··· Data excerpts

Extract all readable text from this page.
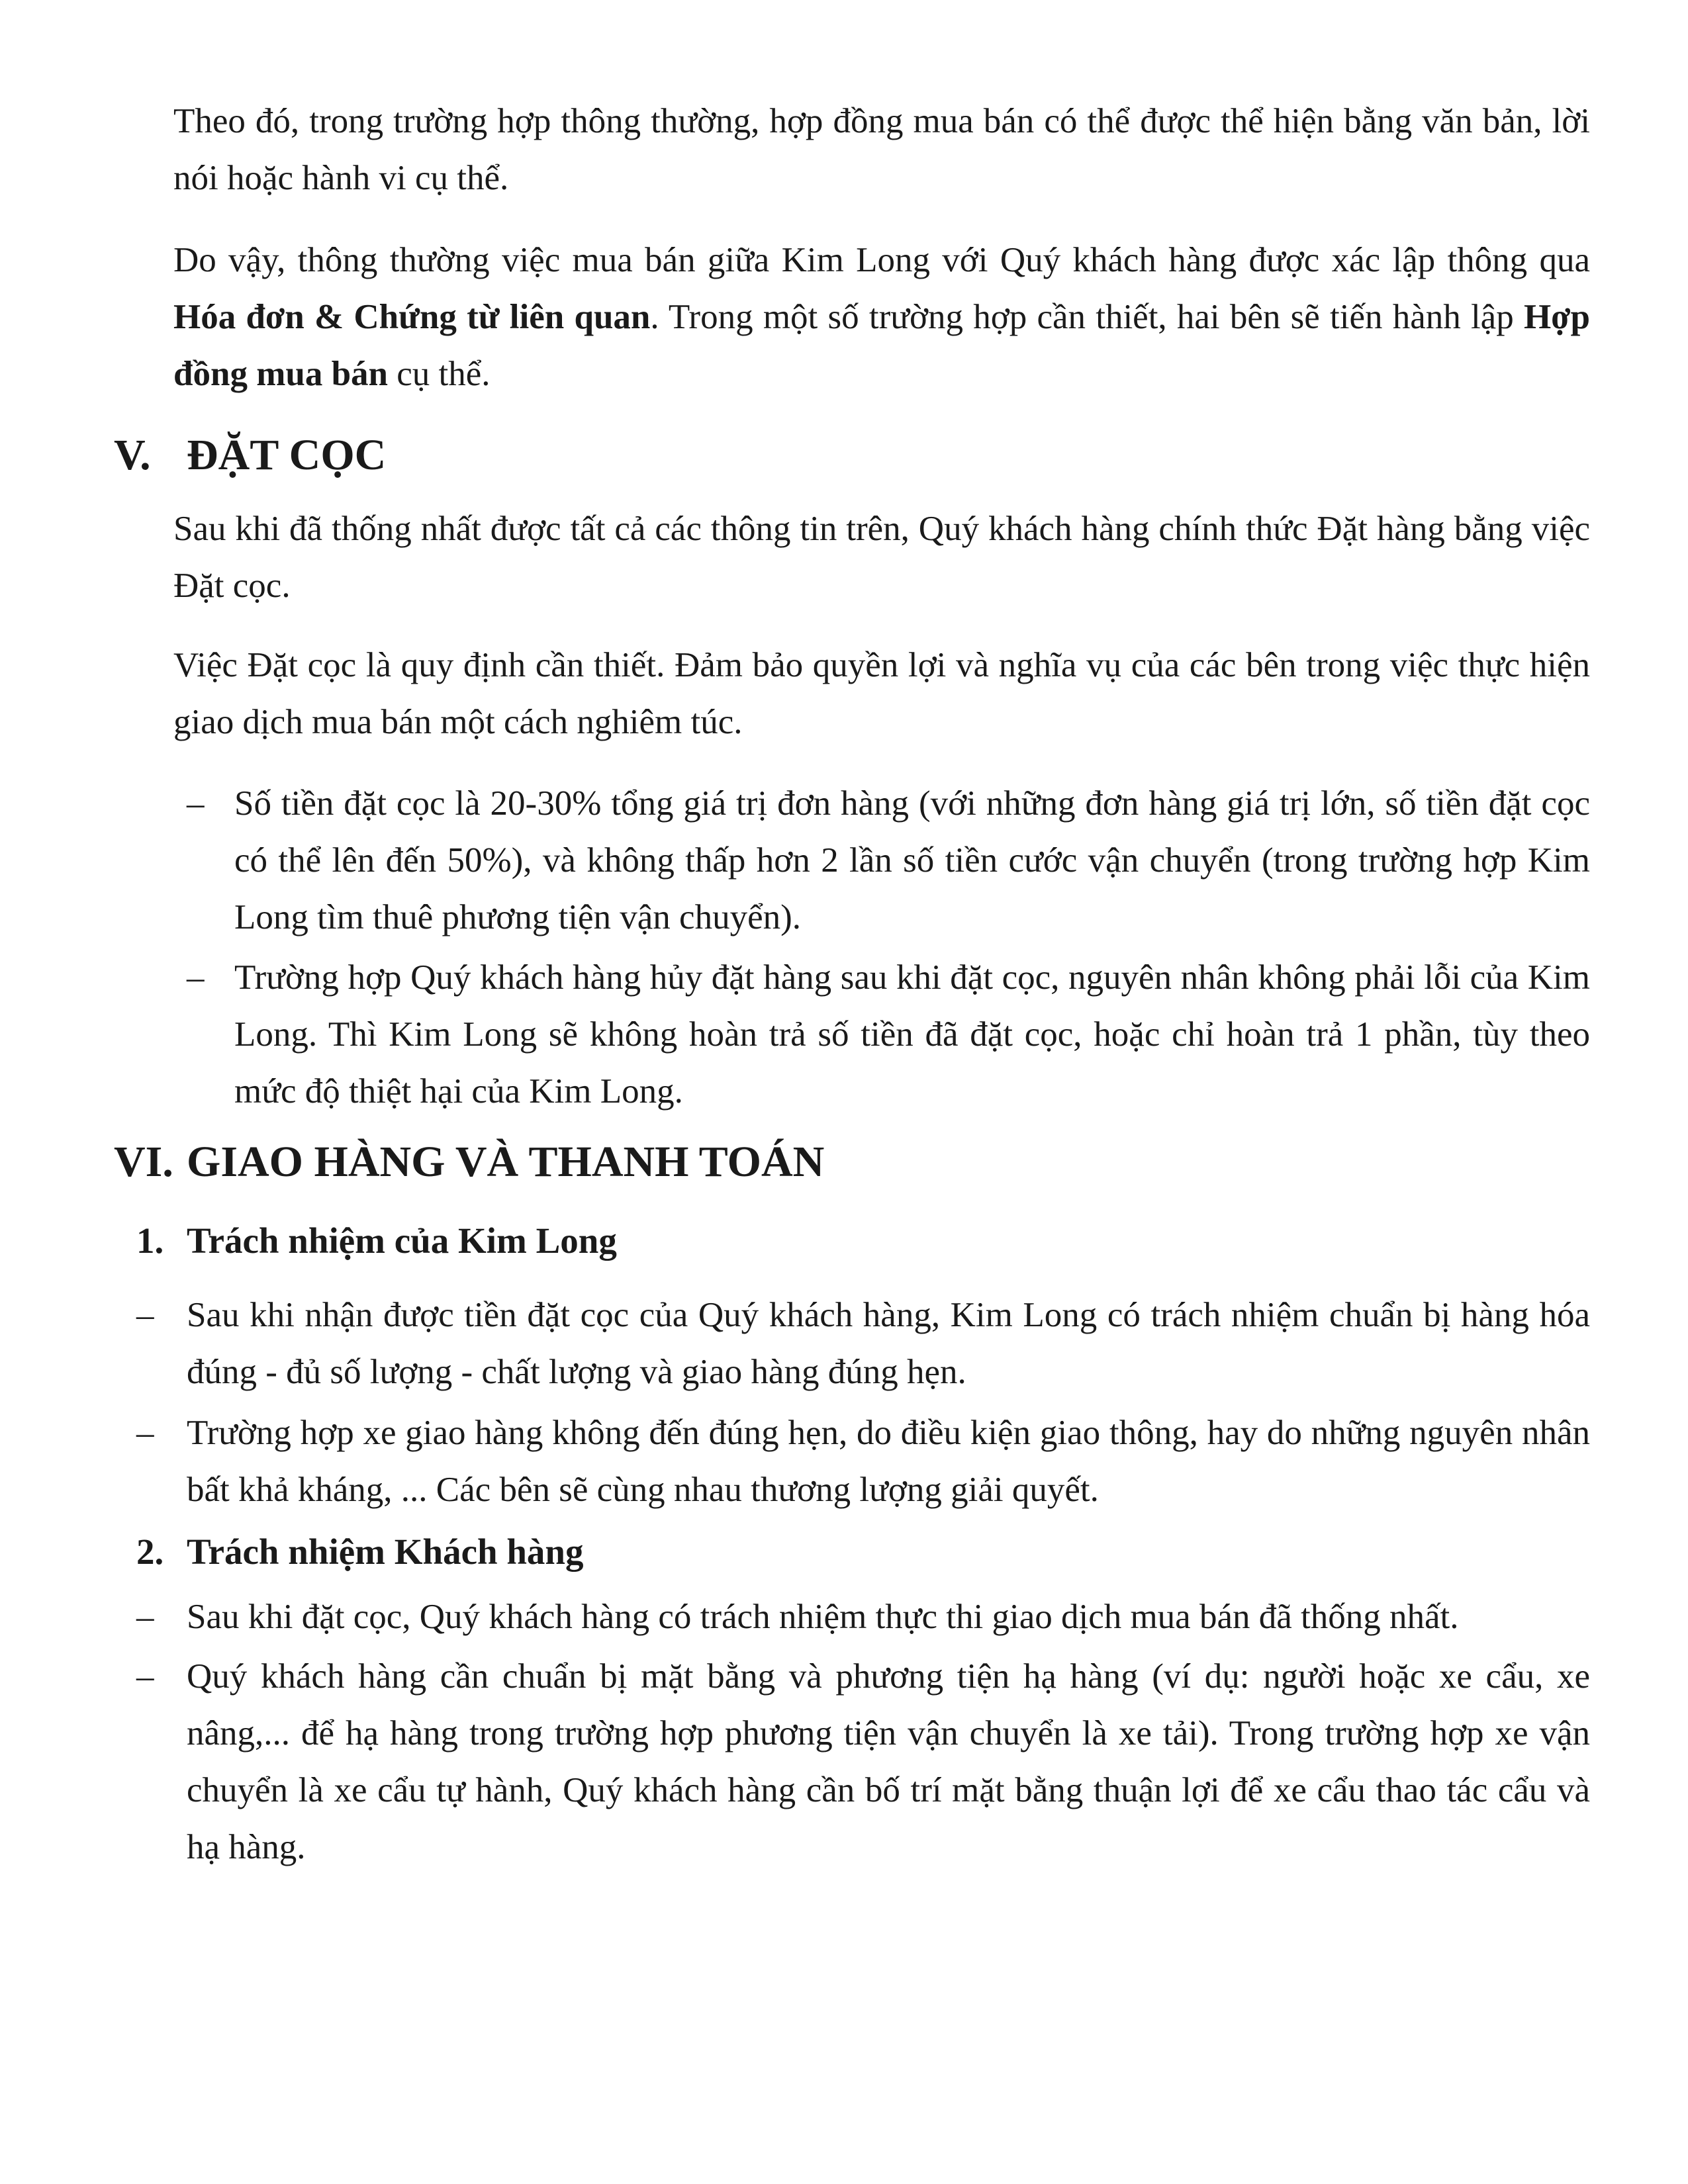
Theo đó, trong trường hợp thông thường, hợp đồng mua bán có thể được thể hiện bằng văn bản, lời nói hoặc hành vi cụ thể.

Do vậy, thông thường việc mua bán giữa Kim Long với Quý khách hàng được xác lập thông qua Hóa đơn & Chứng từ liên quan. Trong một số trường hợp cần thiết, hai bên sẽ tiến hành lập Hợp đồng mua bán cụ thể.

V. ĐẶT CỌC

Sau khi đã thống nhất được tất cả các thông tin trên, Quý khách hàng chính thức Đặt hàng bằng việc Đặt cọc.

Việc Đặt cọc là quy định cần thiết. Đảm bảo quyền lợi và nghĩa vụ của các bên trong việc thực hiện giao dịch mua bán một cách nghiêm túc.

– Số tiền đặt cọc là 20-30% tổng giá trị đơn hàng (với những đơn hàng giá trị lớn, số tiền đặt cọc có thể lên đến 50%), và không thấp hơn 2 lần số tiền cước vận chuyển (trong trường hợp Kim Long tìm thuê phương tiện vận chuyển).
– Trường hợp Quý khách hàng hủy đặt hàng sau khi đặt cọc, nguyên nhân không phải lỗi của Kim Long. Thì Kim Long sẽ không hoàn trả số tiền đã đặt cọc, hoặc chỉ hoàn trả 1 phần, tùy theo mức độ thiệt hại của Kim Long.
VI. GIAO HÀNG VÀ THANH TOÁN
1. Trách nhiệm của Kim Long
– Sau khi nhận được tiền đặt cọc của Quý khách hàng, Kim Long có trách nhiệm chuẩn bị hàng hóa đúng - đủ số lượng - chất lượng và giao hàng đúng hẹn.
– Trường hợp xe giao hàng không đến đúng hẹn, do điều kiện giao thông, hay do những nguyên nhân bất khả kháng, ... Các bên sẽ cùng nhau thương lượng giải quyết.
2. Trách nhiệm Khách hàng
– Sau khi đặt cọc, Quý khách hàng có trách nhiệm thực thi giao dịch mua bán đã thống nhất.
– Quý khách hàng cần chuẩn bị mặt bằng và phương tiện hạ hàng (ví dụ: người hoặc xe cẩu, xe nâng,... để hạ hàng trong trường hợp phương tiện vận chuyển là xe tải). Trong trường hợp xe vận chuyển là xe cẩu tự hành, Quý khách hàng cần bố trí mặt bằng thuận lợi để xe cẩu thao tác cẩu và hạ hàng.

······

### Given request:
Considering only the records above, state the number of lines that include the word "nhiệm", with nothing added.

### Solution to this exercise:
4